**TEXTE FOURNI:**
>>>>

Au moment de notre conversation, l’auteur-compositeur-interprète Antoine Corriveau flotte encore sur un nuage. Lauréat du Prix de la Chanson SOCAN (et du chèque de 10 000$ qui l’accompagne) pour la pièce Le nouveau vocabulaire, il voit la récompense comme une validation, une confirmation qu’il est sur la bonne voie. «  C’est sûr qu’un prix comme celui-là ça va me permettre de souffler un peu, dit-il. Je vis une année complètement folle et c’est le genre de signe qui me rappelle que je dois me concentrer sur la musique. »

Antoine CorriveauJusqu’à tout récemment, Antoine continuait de gagner sa vie en travaillant à son compte en graphisme. Mais depuis la sortie de son album Les Ombres Longues, il a atteint un nouveau plateau. Sans être un habitué des palmarès radio, il gagne de nouveaux fans un à un et ne cesse d’ajouter des dates à sa tournée.

« J’ai sorti mon premier disque de façon indépendante et dans les premières tournées, le nombre de spectateurs était inversement proportionnel aux kilomètres parcourus. Mais je suis content de ne pas avoir connu un succès instantané et d’être passé par toutes les étapes; si c’était à refaire, je ferai la même chose. Aujourd’hui, je reviens dans des salles où j’ai joué devant dix personnes et s’il y en a cinquante, je me dis que c’est une nette amélioration! »

Si les gens sont au rendez-vous, c’est peut-être pour entendre ce grain de voix particulier, qui rappelle inévitablement celui de Daniel Lavoie, mais c’est surtout pour la qualité des chansons, qui s’appuient sur un savant dosage d’intime et d’universel. Des chansons qu’Antoine peaufine avec la minutie d’un orfèvre. « Le Prix me fait particulièrement plaisir parce qu’il touche la matière première de mon métier. Pas le show, le son, les lumières…. juste la chanson et tout le travail qu’il y a derrière. Et je peux te dire que j’ai mis pas mal de travail dans Le nouveau vocabulaire! Le premier jet est arrivé vite, mais il y a eu trois ou quatre mois de fignolage. Je peux passer des semaines sur un seul mot. »

« J’écris souvent de façon automatique, sans me soucier de la forme. D’ailleurs pour moi, le fond l’emporte toujours. »

Interprétée du point de vue d’un « nous » très inclusif, Le nouveau vocabulaire est une chanson moitié manifeste moitié confession, qui invite plusieurs lectures. Elle aborde, de façon parallèle, les deux thèmes qui traversent tout l’album: la rupture amoureuse et, surtout, l’ébullition sociale crée lors du Printemps Érable. « J’espère que les jeunes qui étaient dans la rue vont garder quelque chose de cet esprit de solidarité en vieillissant », explique Antoine, qui demeure relativement optimiste quant aux répercussions de ce grand chambardement social. Mais peu importe ou s’en ira la société québécoise, Corriveau sera là pour capter l’air du temps à sa manière, avec lucidité et sensibilité, justesse et poésie.

<<<<

**Données extraites d'une collection:**
>>>>

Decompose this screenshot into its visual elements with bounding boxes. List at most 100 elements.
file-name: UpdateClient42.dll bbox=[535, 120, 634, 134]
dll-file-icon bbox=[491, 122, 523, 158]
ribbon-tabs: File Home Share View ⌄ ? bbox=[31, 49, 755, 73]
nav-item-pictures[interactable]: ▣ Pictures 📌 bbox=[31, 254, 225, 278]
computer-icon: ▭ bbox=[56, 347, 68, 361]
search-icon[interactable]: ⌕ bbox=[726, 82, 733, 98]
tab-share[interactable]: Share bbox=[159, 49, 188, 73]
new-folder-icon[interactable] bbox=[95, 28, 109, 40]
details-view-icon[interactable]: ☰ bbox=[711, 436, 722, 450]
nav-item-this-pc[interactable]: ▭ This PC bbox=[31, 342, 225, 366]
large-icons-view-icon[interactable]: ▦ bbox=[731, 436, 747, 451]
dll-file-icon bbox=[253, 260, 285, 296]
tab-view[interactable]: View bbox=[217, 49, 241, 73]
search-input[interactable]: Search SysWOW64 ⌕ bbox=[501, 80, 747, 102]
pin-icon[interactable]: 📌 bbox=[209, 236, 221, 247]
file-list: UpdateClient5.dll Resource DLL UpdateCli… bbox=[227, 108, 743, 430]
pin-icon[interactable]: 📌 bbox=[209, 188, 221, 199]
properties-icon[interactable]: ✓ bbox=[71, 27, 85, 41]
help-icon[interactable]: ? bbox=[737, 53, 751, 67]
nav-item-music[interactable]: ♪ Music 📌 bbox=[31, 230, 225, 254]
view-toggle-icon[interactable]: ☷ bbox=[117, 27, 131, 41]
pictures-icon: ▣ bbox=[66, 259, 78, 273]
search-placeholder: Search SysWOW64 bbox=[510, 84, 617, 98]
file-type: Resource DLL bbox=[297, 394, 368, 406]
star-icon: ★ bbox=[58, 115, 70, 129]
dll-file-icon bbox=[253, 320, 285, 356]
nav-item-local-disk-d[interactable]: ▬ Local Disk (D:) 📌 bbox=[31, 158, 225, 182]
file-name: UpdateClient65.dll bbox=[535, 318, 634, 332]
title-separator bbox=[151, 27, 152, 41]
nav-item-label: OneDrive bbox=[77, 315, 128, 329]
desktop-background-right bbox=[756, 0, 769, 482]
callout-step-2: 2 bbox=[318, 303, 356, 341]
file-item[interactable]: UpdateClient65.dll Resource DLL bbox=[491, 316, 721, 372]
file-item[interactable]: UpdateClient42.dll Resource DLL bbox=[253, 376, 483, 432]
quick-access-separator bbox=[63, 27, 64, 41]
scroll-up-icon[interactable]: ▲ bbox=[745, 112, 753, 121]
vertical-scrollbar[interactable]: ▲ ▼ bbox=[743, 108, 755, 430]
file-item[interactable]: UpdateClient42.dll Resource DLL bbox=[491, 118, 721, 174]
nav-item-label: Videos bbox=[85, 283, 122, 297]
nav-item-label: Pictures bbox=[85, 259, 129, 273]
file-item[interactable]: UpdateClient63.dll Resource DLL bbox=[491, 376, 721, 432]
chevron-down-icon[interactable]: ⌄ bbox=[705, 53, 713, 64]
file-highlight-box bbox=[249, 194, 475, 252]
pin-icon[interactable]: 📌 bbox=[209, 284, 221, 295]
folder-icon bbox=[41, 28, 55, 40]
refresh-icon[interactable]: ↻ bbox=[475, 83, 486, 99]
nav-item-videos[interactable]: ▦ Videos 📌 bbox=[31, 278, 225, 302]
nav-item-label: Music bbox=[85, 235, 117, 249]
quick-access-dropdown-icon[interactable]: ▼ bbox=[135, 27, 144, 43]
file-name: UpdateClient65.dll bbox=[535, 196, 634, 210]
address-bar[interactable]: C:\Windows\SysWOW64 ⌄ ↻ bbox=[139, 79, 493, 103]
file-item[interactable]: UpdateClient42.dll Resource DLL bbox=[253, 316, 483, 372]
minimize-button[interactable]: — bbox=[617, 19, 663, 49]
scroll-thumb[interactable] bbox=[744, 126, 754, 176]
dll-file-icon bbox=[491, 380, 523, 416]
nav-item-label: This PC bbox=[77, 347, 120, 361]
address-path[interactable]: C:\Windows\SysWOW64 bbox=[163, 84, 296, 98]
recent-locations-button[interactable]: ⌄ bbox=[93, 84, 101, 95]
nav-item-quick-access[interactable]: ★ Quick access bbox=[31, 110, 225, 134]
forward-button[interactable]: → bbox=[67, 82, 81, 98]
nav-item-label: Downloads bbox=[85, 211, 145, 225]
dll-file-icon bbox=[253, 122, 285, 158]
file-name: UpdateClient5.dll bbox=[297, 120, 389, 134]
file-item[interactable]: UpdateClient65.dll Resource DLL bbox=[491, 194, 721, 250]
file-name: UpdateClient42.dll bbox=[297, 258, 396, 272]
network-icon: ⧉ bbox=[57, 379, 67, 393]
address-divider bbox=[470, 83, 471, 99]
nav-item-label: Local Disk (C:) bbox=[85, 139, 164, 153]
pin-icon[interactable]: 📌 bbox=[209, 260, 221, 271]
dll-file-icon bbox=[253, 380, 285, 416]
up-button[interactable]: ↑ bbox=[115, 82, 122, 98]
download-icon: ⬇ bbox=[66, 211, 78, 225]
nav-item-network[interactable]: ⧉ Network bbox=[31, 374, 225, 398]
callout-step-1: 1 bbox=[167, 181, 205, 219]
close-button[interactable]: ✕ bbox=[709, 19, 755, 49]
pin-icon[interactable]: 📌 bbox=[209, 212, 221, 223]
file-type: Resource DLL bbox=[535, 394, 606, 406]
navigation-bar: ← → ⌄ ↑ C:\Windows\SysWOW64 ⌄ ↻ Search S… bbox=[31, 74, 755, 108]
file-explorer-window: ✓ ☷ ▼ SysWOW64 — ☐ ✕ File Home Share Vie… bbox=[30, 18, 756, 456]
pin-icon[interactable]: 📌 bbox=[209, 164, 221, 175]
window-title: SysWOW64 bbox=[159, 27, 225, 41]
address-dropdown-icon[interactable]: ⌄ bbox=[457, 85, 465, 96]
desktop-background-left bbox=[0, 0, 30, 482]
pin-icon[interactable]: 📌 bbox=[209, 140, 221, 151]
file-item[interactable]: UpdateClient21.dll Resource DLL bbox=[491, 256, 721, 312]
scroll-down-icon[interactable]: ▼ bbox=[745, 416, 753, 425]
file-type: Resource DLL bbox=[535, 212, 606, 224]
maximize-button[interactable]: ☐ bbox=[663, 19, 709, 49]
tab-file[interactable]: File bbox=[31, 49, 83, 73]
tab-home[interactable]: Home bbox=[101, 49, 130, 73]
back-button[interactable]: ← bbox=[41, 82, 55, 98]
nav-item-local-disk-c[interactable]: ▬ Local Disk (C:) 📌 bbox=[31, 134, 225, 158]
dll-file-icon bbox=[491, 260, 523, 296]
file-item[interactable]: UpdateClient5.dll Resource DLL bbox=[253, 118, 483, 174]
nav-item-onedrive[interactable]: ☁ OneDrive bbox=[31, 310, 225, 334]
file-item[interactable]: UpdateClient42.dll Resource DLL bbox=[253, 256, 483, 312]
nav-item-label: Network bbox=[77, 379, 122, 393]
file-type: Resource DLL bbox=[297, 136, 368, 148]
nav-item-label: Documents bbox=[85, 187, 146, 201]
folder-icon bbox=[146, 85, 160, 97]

<<<<

**OBJECTIF ÉNONCÉ:** Selon l'article sur Antoine Corriveau, pourquoi le Prix de la Chanson SOCAN lui fait-il particulièrement plaisir ? Répondez en une à trois phrases. Les enregistrements ne jouent aucun rôle ici.

**RÉPONSE CORRESPONDANTE:** Le Prix lui fait particulièrement plaisir parce qu'il touche la matière première de son métier. Il ne récompense ni le spectacle, ni le son, ni les lumières, mais seulement la chanson et tout le travail qu'il y a derrière.